Exercise requirements
The records below are made of lines; count those holding the word "this" and give the number only.

Task input
* begin *

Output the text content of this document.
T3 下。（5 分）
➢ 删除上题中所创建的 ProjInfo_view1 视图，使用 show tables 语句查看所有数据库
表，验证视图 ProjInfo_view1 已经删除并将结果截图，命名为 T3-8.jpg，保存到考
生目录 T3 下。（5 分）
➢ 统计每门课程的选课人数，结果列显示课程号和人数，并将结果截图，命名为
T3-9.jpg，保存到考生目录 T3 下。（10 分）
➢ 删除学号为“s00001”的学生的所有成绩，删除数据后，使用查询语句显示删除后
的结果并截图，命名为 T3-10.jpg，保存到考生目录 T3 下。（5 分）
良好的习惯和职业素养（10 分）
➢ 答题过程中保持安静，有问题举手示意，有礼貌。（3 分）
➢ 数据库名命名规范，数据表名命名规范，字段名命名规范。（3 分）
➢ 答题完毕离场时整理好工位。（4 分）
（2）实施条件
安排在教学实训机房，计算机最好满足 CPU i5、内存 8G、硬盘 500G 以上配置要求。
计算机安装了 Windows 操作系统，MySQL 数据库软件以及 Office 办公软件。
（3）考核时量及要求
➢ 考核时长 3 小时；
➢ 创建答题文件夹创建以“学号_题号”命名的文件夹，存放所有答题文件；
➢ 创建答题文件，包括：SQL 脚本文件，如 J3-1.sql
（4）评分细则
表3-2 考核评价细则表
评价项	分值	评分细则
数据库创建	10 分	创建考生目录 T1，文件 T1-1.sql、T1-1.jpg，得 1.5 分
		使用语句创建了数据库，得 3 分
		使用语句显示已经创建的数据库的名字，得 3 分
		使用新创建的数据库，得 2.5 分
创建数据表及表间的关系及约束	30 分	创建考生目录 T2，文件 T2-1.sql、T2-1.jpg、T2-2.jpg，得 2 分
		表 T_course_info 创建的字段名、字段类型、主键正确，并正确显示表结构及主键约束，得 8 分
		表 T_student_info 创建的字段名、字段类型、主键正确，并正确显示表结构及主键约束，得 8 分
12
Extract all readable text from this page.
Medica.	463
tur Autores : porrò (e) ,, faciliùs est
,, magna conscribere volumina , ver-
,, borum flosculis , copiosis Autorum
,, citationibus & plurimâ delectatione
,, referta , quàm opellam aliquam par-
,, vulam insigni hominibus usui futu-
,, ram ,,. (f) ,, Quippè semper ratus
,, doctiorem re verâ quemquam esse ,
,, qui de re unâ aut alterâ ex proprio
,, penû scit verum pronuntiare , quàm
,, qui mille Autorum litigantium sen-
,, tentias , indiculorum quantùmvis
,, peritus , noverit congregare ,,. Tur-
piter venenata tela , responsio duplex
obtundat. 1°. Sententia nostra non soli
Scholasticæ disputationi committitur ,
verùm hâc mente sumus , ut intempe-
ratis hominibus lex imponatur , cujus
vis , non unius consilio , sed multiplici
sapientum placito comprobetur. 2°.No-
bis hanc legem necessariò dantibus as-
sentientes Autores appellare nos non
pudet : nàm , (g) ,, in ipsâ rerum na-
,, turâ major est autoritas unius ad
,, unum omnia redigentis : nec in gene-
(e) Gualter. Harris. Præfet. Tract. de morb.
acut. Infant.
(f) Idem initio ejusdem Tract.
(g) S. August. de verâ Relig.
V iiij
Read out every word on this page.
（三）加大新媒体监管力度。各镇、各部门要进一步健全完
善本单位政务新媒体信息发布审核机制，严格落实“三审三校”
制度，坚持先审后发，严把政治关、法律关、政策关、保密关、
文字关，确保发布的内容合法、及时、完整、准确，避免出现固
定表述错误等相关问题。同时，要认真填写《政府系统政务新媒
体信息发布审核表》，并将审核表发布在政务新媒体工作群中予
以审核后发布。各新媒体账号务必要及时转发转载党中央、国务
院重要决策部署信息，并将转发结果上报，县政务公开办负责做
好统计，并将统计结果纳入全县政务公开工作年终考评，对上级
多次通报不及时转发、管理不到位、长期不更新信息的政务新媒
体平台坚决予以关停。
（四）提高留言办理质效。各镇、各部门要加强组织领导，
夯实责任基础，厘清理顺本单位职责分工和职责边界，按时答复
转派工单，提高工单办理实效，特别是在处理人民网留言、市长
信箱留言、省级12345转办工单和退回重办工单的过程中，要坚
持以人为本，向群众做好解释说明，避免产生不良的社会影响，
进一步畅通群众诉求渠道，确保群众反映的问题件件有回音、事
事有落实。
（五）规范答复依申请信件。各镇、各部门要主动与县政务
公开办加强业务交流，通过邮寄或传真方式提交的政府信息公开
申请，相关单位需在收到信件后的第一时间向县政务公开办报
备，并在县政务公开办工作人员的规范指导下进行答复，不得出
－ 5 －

* end *

Written response
3